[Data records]
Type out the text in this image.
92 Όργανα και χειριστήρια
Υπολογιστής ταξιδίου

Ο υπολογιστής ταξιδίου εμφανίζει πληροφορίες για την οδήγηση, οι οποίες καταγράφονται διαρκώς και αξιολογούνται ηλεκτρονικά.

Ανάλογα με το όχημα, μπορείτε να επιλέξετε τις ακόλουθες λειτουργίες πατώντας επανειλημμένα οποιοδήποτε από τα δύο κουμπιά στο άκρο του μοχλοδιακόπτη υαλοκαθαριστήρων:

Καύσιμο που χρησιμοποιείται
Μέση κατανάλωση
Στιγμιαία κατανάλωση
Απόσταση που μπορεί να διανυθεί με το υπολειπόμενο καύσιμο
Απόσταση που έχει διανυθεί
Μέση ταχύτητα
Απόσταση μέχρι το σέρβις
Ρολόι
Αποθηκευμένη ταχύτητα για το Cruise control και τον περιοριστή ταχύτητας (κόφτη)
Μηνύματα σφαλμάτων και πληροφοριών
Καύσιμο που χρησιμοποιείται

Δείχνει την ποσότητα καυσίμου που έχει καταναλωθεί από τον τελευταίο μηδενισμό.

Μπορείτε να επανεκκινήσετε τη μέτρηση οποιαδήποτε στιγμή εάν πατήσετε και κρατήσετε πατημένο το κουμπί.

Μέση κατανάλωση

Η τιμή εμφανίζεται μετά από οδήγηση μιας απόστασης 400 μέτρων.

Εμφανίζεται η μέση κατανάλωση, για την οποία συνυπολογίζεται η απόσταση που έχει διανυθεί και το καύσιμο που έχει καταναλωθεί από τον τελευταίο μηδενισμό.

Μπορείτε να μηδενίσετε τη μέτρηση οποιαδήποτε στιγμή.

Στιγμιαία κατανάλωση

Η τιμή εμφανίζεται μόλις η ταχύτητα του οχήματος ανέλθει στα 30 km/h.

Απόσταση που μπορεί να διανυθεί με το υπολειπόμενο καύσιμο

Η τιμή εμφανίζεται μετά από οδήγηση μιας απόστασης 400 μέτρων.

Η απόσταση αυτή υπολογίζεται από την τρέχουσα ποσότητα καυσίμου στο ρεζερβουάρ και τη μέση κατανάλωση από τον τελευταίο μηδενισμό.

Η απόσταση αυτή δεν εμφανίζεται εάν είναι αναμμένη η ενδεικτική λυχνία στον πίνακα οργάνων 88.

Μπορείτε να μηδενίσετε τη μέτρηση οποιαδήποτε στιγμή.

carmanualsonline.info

== Problem to work on ==
The listing above must be transcribed exactly, line by line.

== Exercise answer ==
Type out the text in this image.
92 Όργανα και χειριστήρια
Υπολογιστής ταξιδίου

Ο υπολογιστής ταξιδίου εμφανίζει πληροφορίες για την οδήγηση, οι οποίες καταγράφονται διαρκώς και αξιολογούνται ηλεκτρονικά.

Ανάλογα με το όχημα, μπορείτε να επιλέξετε τις ακόλουθες λειτουργίες πατώντας επανειλημμένα οποιοδήποτε από τα δύο κουμπιά στο άκρο του μοχλοδιακόπτη υαλοκαθαριστήρων:

Καύσιμο που χρησιμοποιείται
Μέση κατανάλωση
Στιγμιαία κατανάλωση
Απόσταση που μπορεί να διανυθεί με το υπολειπόμενο καύσιμο
Απόσταση που έχει διανυθεί
Μέση ταχύτητα
Απόσταση μέχρι το σέρβις
Ρολόι
Αποθηκευμένη ταχύτητα για το Cruise control και τον περιοριστή ταχύτητας (κόφτη)
Μηνύματα σφαλμάτων και πληροφοριών
Καύσιμο που χρησιμοποιείται

Δείχνει την ποσότητα καυσίμου που έχει καταναλωθεί από τον τελευταίο μηδενισμό.

Μπορείτε να επανεκκινήσετε τη μέτρηση οποιαδήποτε στιγμή εάν πατήσετε και κρατήσετε πατημένο το κουμπί.

Μέση κατανάλωση

Η τιμή εμφανίζεται μετά από οδήγηση μιας απόστασης 400 μέτρων.

Εμφανίζεται η μέση κατανάλωση, για την οποία συνυπολογίζεται η απόσταση που έχει διανυθεί και το καύσιμο που έχει καταναλωθεί από τον τελευταίο μηδενισμό.

Μπορείτε να μηδενίσετε τη μέτρηση οποιαδήποτε στιγμή.

Στιγμιαία κατανάλωση

Η τιμή εμφανίζεται μόλις η ταχύτητα του οχήματος ανέλθει στα 30 km/h.

Απόσταση που μπορεί να διανυθεί με το υπολειπόμενο καύσιμο

Η τιμή εμφανίζεται μετά από οδήγηση μιας απόστασης 400 μέτρων.

Η απόσταση αυτή υπολογίζεται από την τρέχουσα ποσότητα καυσίμου στο ρεζερβουάρ και τη μέση κατανάλωση από τον τελευταίο μηδενισμό.

Η απόσταση αυτή δεν εμφανίζεται εάν είναι αναμμένη η ενδεικτική λυχνία στον πίνακα οργάνων 88.

Μπορείτε να μηδενίσετε τη μέτρηση οποιαδήποτε στιγμή.

carmanualsonline.info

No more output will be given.